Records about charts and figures
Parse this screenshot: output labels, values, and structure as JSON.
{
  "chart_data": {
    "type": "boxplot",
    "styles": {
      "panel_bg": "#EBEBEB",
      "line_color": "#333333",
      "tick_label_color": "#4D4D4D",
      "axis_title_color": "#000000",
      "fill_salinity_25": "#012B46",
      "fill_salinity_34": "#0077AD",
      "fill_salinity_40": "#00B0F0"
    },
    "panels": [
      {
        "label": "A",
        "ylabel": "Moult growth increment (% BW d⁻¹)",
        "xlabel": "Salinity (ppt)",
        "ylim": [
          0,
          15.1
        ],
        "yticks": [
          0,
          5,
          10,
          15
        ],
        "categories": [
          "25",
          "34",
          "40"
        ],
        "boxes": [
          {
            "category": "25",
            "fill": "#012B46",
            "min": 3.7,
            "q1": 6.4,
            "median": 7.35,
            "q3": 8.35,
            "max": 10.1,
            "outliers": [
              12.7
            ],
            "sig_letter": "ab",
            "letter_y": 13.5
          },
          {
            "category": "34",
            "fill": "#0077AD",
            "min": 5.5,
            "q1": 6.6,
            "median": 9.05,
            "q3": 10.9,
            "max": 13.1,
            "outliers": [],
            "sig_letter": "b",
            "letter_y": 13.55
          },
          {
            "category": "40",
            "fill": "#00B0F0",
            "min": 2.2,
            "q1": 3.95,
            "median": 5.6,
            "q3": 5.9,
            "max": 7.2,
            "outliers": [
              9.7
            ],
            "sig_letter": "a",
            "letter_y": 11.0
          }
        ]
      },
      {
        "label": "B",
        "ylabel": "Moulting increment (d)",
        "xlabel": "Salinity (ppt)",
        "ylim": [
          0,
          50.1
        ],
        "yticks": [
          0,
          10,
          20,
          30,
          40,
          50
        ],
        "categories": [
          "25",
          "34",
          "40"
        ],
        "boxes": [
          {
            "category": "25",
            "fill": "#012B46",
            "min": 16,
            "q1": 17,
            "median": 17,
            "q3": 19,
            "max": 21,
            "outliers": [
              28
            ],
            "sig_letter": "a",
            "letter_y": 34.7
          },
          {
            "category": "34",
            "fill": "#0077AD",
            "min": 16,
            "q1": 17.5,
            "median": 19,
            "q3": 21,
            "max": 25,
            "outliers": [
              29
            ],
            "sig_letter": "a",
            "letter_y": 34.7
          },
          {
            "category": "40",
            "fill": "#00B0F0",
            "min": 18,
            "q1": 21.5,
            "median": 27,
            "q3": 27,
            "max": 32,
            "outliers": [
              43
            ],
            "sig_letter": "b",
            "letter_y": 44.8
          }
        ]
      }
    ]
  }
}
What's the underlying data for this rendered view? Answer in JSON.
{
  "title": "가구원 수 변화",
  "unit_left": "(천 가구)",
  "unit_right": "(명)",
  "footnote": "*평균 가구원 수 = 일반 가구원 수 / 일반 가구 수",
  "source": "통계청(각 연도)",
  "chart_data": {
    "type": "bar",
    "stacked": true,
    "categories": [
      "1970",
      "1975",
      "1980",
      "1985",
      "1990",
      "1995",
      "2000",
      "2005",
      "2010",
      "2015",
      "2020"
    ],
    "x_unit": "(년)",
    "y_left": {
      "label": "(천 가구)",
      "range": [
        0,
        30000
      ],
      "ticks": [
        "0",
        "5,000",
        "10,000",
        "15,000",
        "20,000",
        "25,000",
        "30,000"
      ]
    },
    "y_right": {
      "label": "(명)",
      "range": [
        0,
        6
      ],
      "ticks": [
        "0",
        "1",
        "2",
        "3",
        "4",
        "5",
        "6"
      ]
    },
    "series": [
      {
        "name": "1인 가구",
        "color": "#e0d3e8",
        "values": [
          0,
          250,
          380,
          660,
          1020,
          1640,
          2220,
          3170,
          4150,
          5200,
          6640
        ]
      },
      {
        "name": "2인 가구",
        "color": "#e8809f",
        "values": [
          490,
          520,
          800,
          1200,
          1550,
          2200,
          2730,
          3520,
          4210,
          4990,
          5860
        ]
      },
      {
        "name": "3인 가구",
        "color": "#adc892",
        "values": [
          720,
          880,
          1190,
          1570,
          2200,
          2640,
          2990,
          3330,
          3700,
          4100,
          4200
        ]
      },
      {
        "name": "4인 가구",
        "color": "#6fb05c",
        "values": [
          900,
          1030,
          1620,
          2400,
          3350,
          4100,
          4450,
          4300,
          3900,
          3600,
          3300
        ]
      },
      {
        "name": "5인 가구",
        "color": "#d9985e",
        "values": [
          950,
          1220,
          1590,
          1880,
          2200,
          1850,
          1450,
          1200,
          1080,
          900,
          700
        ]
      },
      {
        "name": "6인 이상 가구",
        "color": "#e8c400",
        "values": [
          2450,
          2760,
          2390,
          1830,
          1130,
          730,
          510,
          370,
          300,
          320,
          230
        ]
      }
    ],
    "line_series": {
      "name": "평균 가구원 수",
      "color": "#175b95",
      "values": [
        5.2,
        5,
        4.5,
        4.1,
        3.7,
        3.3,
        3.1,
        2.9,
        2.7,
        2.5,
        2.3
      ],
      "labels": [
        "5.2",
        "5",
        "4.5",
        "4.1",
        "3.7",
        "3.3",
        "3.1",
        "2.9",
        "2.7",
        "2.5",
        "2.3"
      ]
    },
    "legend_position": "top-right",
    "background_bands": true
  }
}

Exercise prompt:
List each line of the entries that holds the string "ylabel".

Final answer:
        "ylabel": "Moult growth increment (% BW d⁻¹)",
        "ylabel": "Moulting increment (d)",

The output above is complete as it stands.